## What the exercise asks
Take the entries that follow and return only the lines from the one with "Convert this document image to plain text." through the final line, leaving every picture behind.

==============================

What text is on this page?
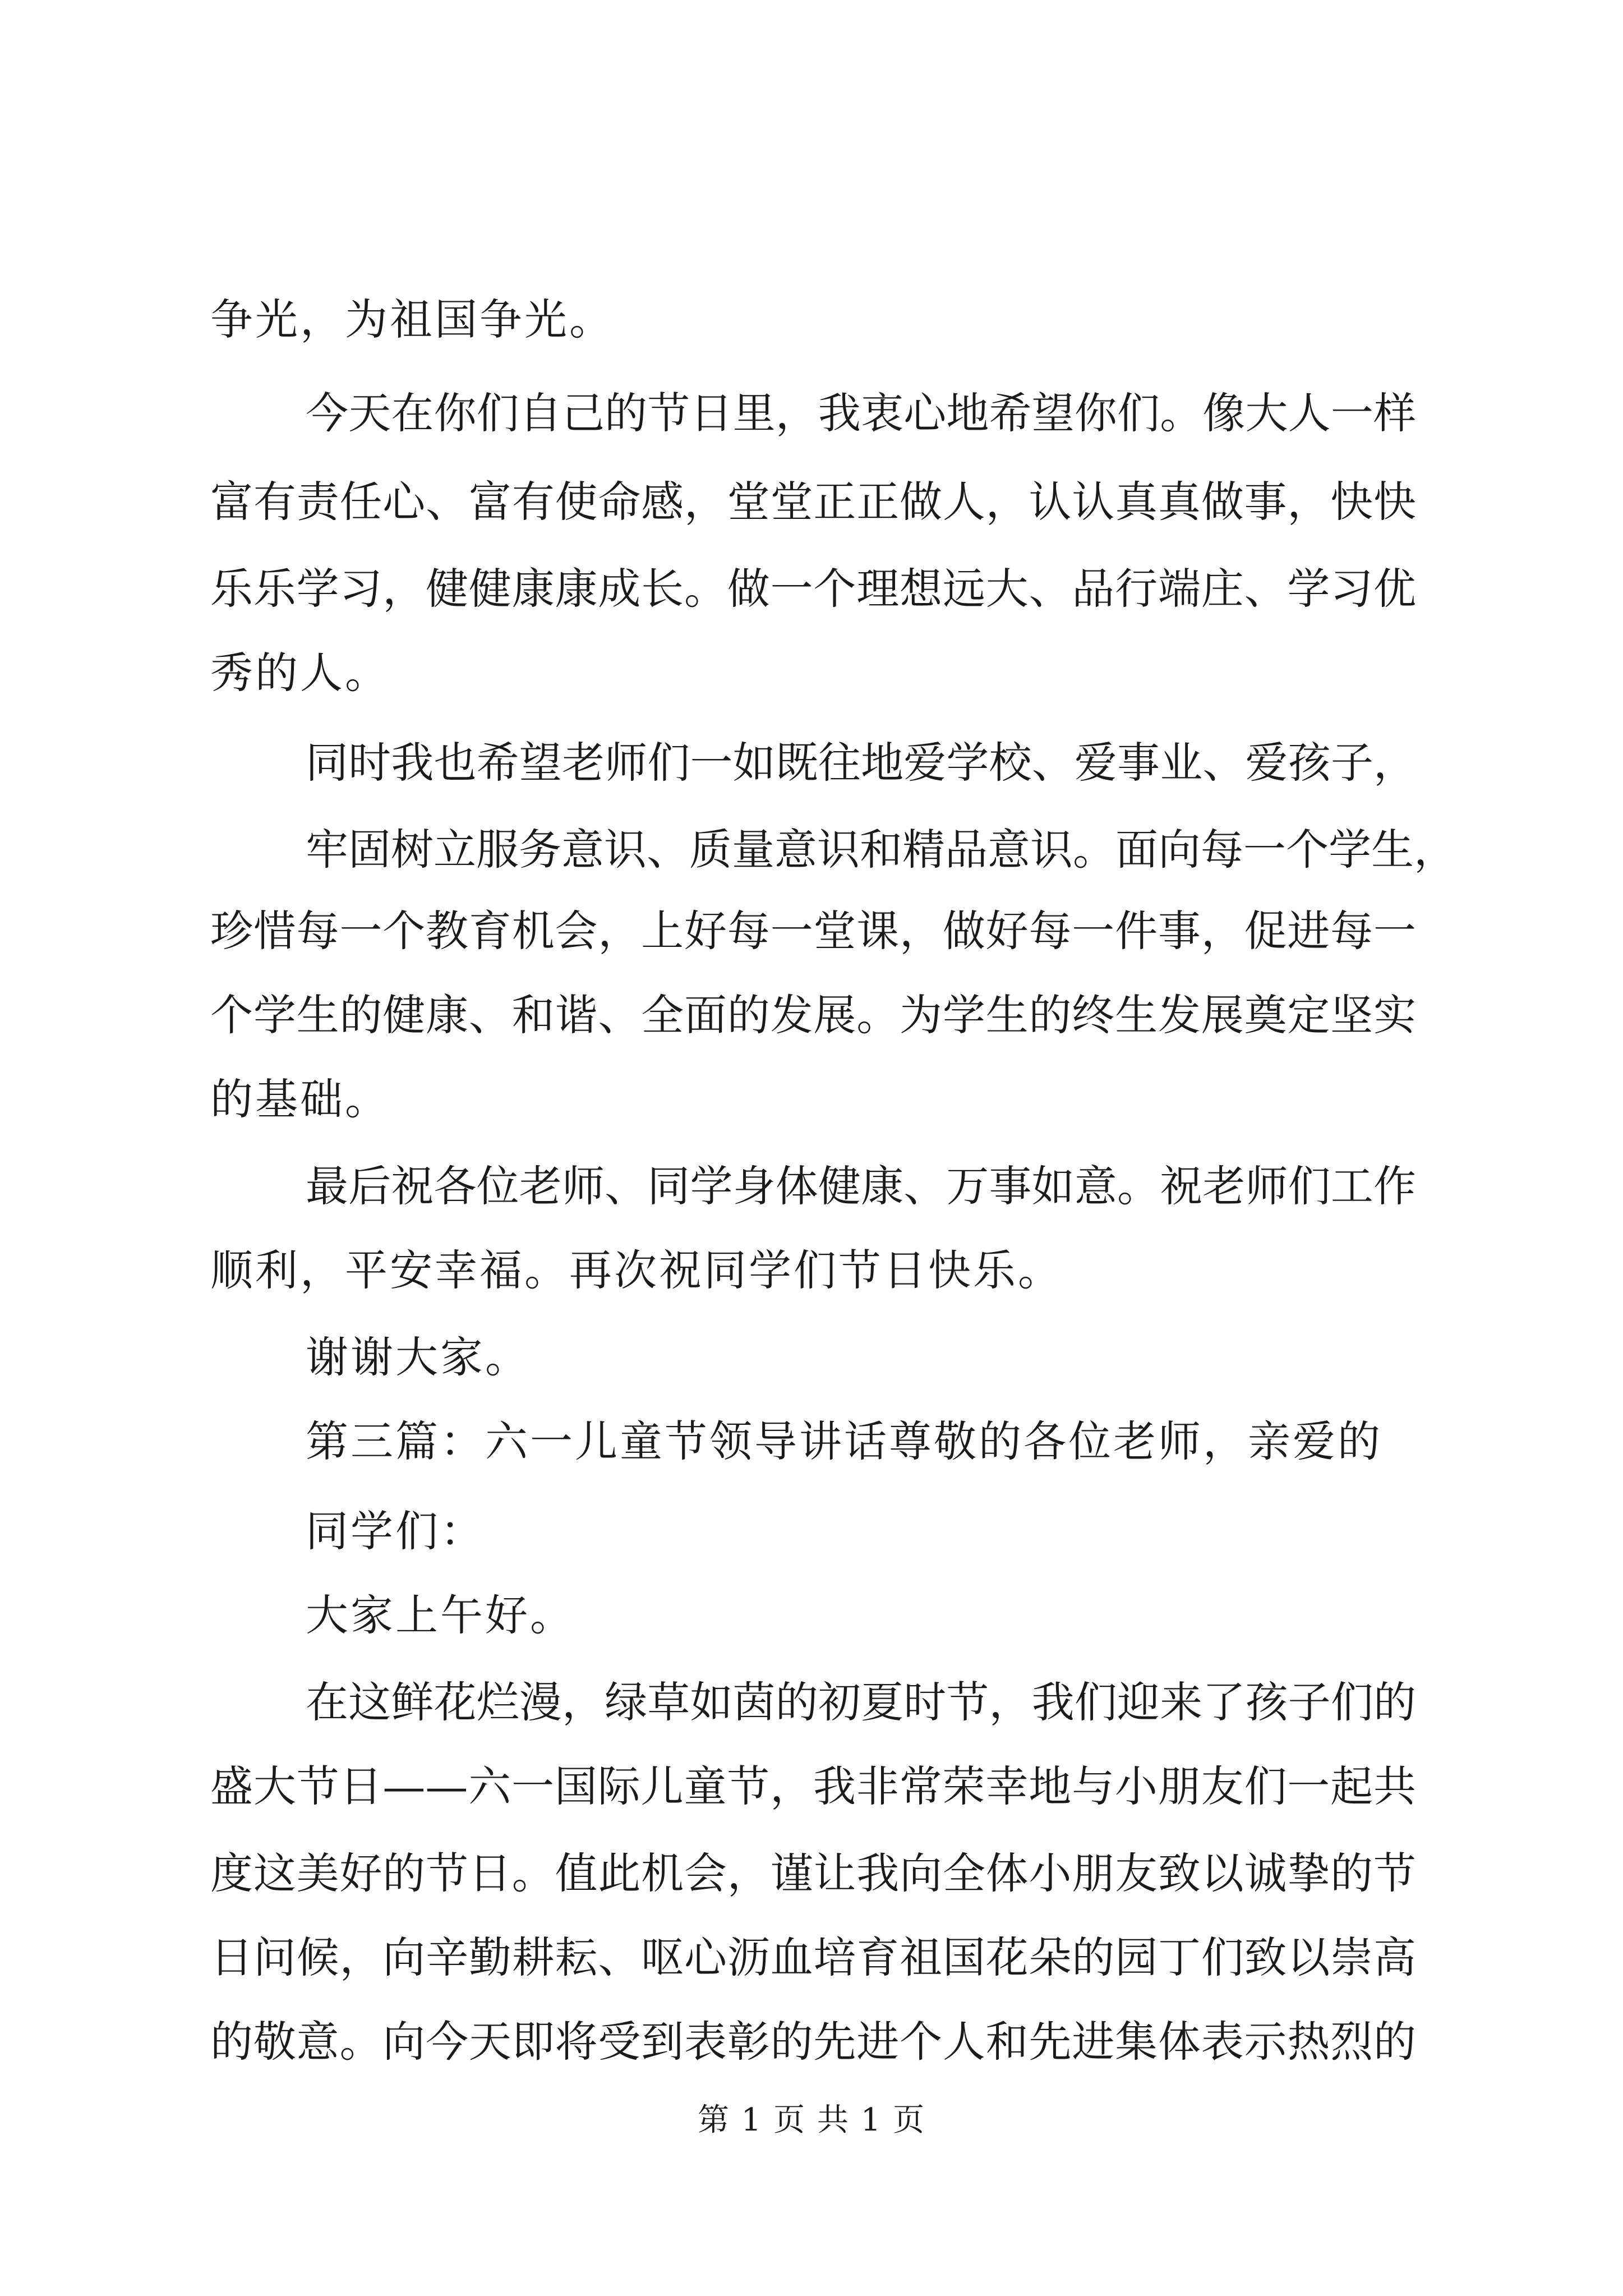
争光，为祖国争光。
今天在你们自己的节日里，我衷心地希望你们。像大人一样
富有责任心、富有使命感，堂堂正正做人，认认真真做事，快快
乐乐学习，健健康康成长。做一个理想远大、品行端庄、学习优
秀的人。
同时我也希望老师们一如既往地爱学校、爱事业、爱孩子，
牢固树立服务意识、质量意识和精品意识。面向每一个学生，
珍惜每一个教育机会，上好每一堂课，做好每一件事，促进每一
个学生的健康、和谐、全面的发展。为学生的终生发展奠定坚实
的基础。
最后祝各位老师、同学身体健康、万事如意。祝老师们工作
顺利，平安幸福。再次祝同学们节日快乐。
谢谢大家。
第三篇：六一儿童节领导讲话尊敬的各位老师，亲爱的
同学们：
大家上午好。
在这鲜花烂漫，绿草如茵的初夏时节，我们迎来了孩子们的
盛大节日——六一国际儿童节，我非常荣幸地与小朋友们一起共
度这美好的节日。值此机会，谨让我向全体小朋友致以诚挚的节
日问候，向辛勤耕耘、呕心沥血培育祖国花朵的园丁们致以崇高
的敬意。向今天即将受到表彰的先进个人和先进集体表示热烈的
第 1 页 共 1 页
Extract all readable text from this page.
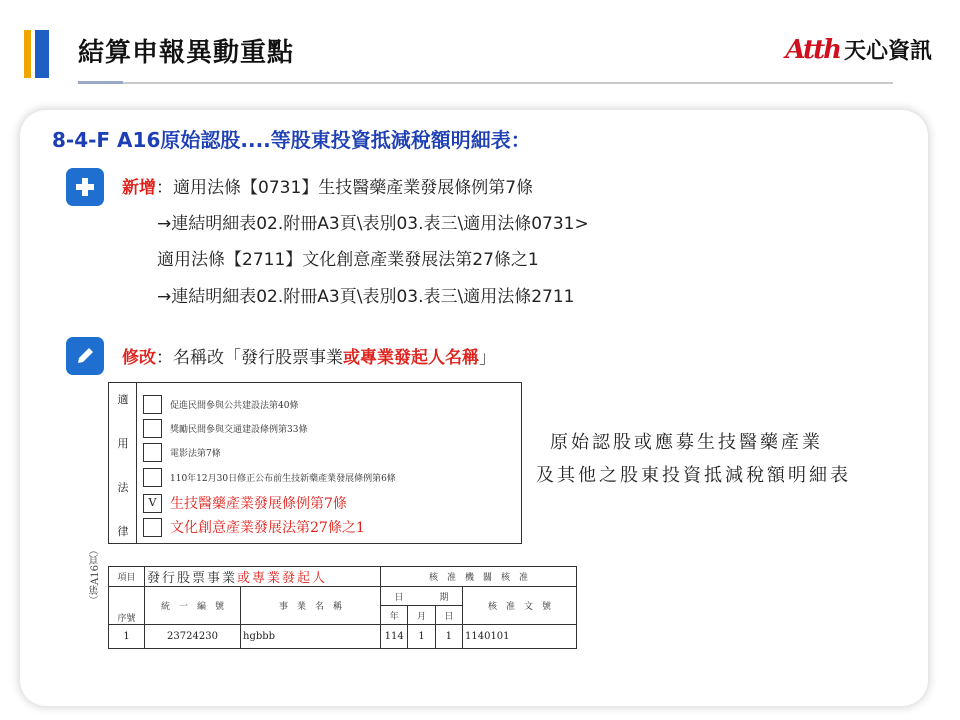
結算申報異動重點	Atth 天心資訊
8-4-F A16原始認股....等股東投資抵減稅額明細表：
新增：適用法條【0731】生技醫藥產業發展條例第7條
→連結明細表02.附冊A3頁\表別03.表三\適用法條0731>
適用法條【2711】文化創意產業發展法第27條之1
→連結明細表02.附冊A3頁\表別03.表三\適用法條2711
修改：名稱改「發行股票事業或專業發起人名稱」
適
用
法
律
促進民間參與公共建設法第40條
獎勵民間參與交通建設條例第33條
電影法第7條
110年12月30日修正公布前生技新藥產業發展條例第6條
V 生技醫藥產業發展條例第7條
文化創意產業發展法第27條之1
（第A16頁）
原始認股或應募生技醫藥產業
及其他之股東投資抵減稅額明細表
項目	發行股票事業或專業發起人		核　准　機　關　核　准			
序號	統　一　編　號	事　業　名　稱	日　　　　期			核　准　文　號
			年	月	日	
1	23724230	hgbbb	114	1	1	1140101
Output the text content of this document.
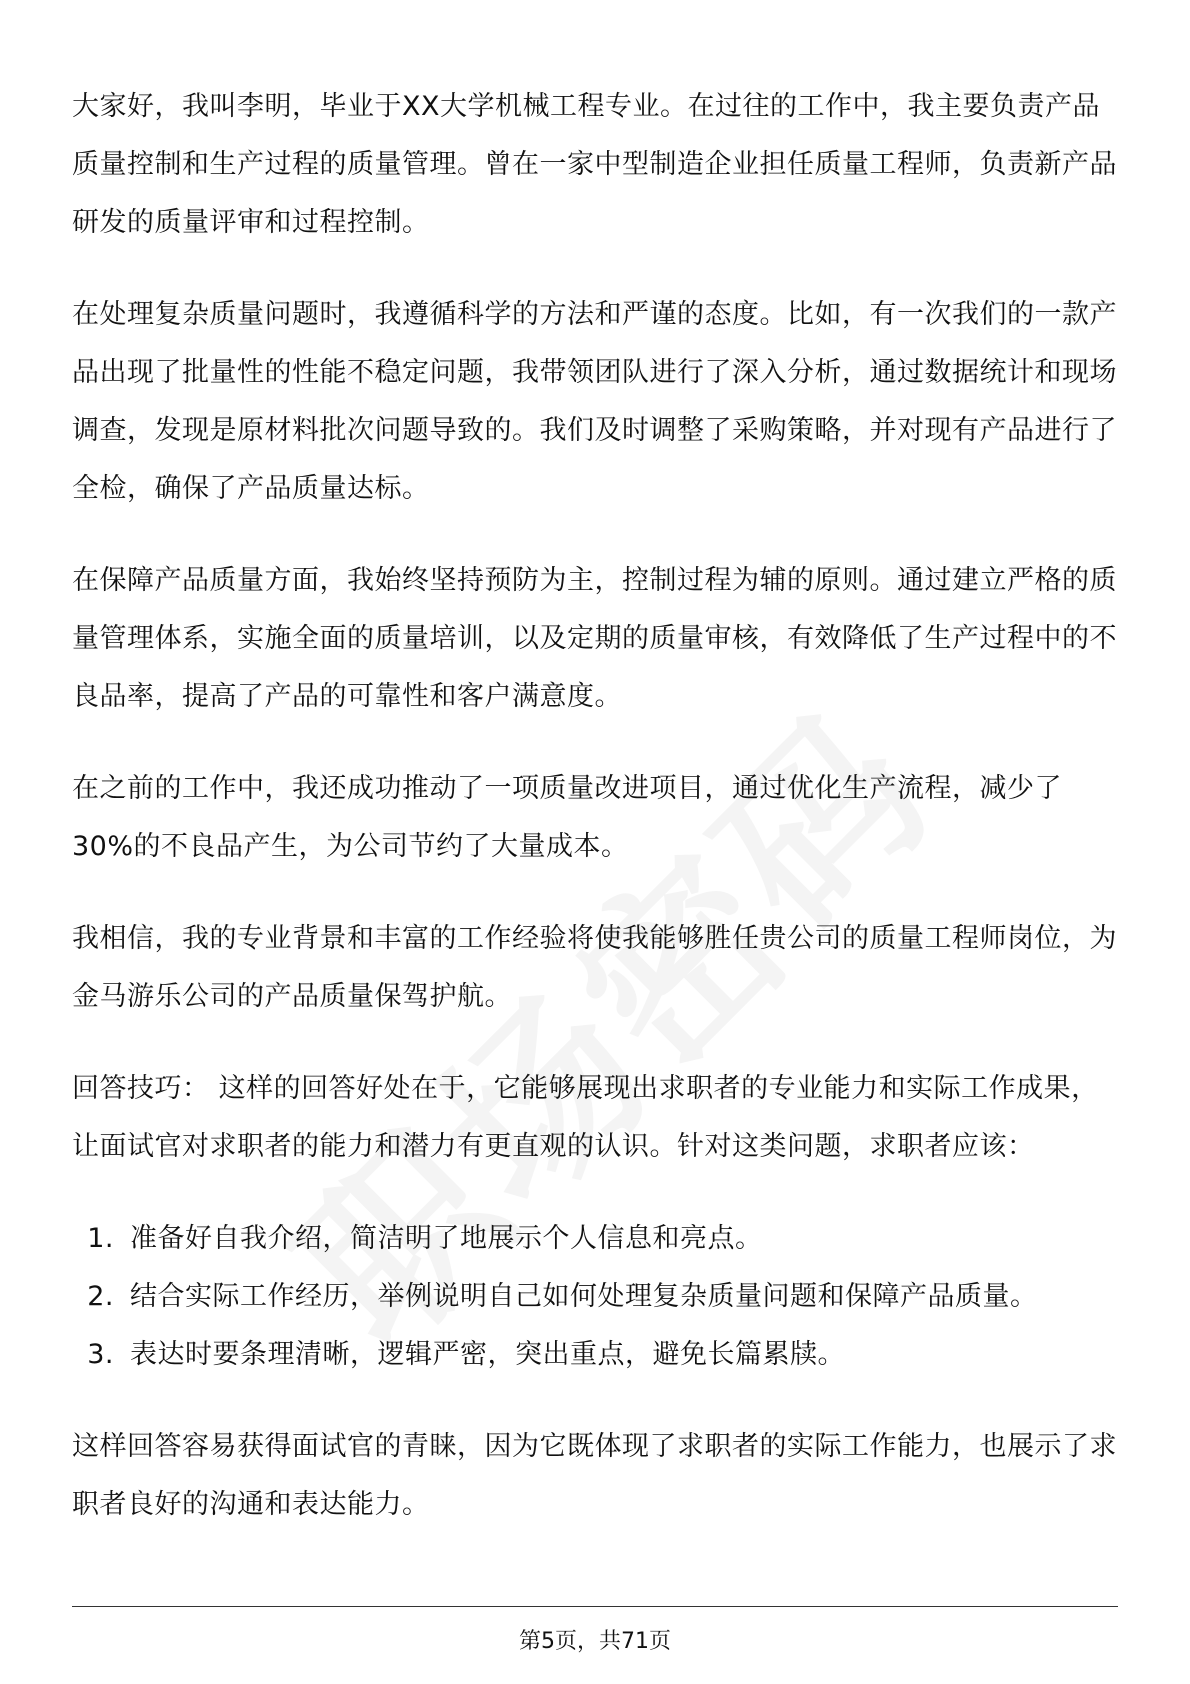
大家好，我叫李明，毕业于XX大学机械工程专业。在过往的工作中，我主要负责产品质量控制和生产过程的质量管理。曾在一家中型制造企业担任质量工程师，负责新产品研发的质量评审和过程控制。

在处理复杂质量问题时，我遵循科学的方法和严谨的态度。比如，有一次我们的一款产品出现了批量性的性能不稳定问题，我带领团队进行了深入分析，通过数据统计和现场调查，发现是原材料批次问题导致的。我们及时调整了采购策略，并对现有产品进行了全检，确保了产品质量达标。

在保障产品质量方面，我始终坚持预防为主，控制过程为辅的原则。通过建立严格的质量管理体系，实施全面的质量培训，以及定期的质量审核，有效降低了生产过程中的不良品率，提高了产品的可靠性和客户满意度。

在之前的工作中，我还成功推动了一项质量改进项目，通过优化生产流程，减少了30%的不良品产生，为公司节约了大量成本。

我相信，我的专业背景和丰富的工作经验将使我能够胜任贵公司的质量工程师岗位，为金马游乐公司的产品质量保驾护航。

回答技巧： 这样的回答好处在于，它能够展现出求职者的专业能力和实际工作成果，让面试官对求职者的能力和潜力有更直观的认识。针对这类问题，求职者应该：

1. 准备好自我介绍，简洁明了地展示个人信息和亮点。
2. 结合实际工作经历，举例说明自己如何处理复杂质量问题和保障产品质量。
3. 表达时要条理清晰，逻辑严密，突出重点，避免长篇累牍。

这样回答容易获得面试官的青睐，因为它既体现了求职者的实际工作能力，也展示了求职者良好的沟通和表达能力。

第5页，共71页
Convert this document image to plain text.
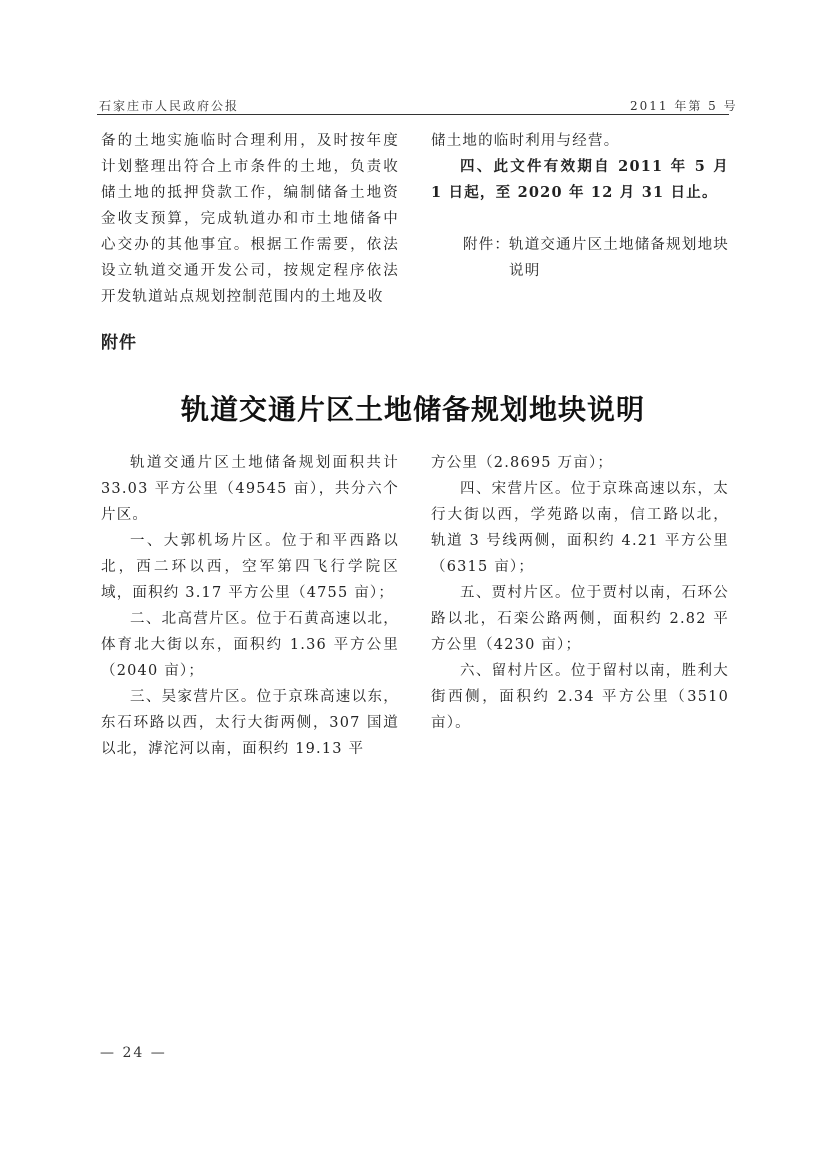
石家庄市人民政府公报	2011 年第 5 号

备的土地实施临时合理利用，及时按年度计划整理出符合上市条件的土地，负责收储土地的抵押贷款工作，编制储备土地资金收支预算，完成轨道办和市土地储备中心交办的其他事宜。根据工作需要，依法设立轨道交通开发公司，按规定程序依法开发轨道站点规划控制范围内的土地及收

储土地的临时利用与经营。

四、此文件有效期自 2011 年 5 月 1 日起，至 2020 年 12 月 31 日止。

附件：
轨道交通片区土地储备规划地块说明

附件
轨道交通片区土地储备规划地块说明

轨道交通片区土地储备规划面积共计 33.03 平方公里（49545 亩），共分六个片区。

一、大郭机场片区。位于和平西路以北，西二环以西，空军第四飞行学院区域，面积约 3.17 平方公里（4755 亩）；

二、北高营片区。位于石黄高速以北，体育北大街以东，面积约 1.36 平方公里（2040 亩）；

三、吴家营片区。位于京珠高速以东，东石环路以西，太行大街两侧，307 国道以北，滹沱河以南，面积约 19.13 平

方公里（2.8695 万亩）；

四、宋营片区。位于京珠高速以东，太行大街以西，学苑路以南，信工路以北，轨道 3 号线两侧，面积约 4.21 平方公里（6315 亩）；

五、贾村片区。位于贾村以南，石环公路以北，石栾公路两侧，面积约 2.82 平方公里（4230 亩）；

六、留村片区。位于留村以南，胜利大街西侧，面积约 2.34 平方公里（3510 亩）。

— 24 —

==============================

## Answer to the task
Convert this document image to plain text.
石家庄市人民政府公报	2011 年第 5 号

备的土地实施临时合理利用，及时按年度计划整理出符合上市条件的土地，负责收储土地的抵押贷款工作，编制储备土地资金收支预算，完成轨道办和市土地储备中心交办的其他事宜。根据工作需要，依法设立轨道交通开发公司，按规定程序依法开发轨道站点规划控制范围内的土地及收

储土地的临时利用与经营。

四、此文件有效期自 2011 年 5 月 1 日起，至 2020 年 12 月 31 日止。

附件：
轨道交通片区土地储备规划地块说明

附件
轨道交通片区土地储备规划地块说明

轨道交通片区土地储备规划面积共计 33.03 平方公里（49545 亩），共分六个片区。

一、大郭机场片区。位于和平西路以北，西二环以西，空军第四飞行学院区域，面积约 3.17 平方公里（4755 亩）；

二、北高营片区。位于石黄高速以北，体育北大街以东，面积约 1.36 平方公里（2040 亩）；

三、吴家营片区。位于京珠高速以东，东石环路以西，太行大街两侧，307 国道以北，滹沱河以南，面积约 19.13 平

方公里（2.8695 万亩）；

四、宋营片区。位于京珠高速以东，太行大街以西，学苑路以南，信工路以北，轨道 3 号线两侧，面积约 4.21 平方公里（6315 亩）；

五、贾村片区。位于贾村以南，石环公路以北，石栾公路两侧，面积约 2.82 平方公里（4230 亩）；

六、留村片区。位于留村以南，胜利大街西侧，面积约 2.34 平方公里（3510 亩）。

— 24 —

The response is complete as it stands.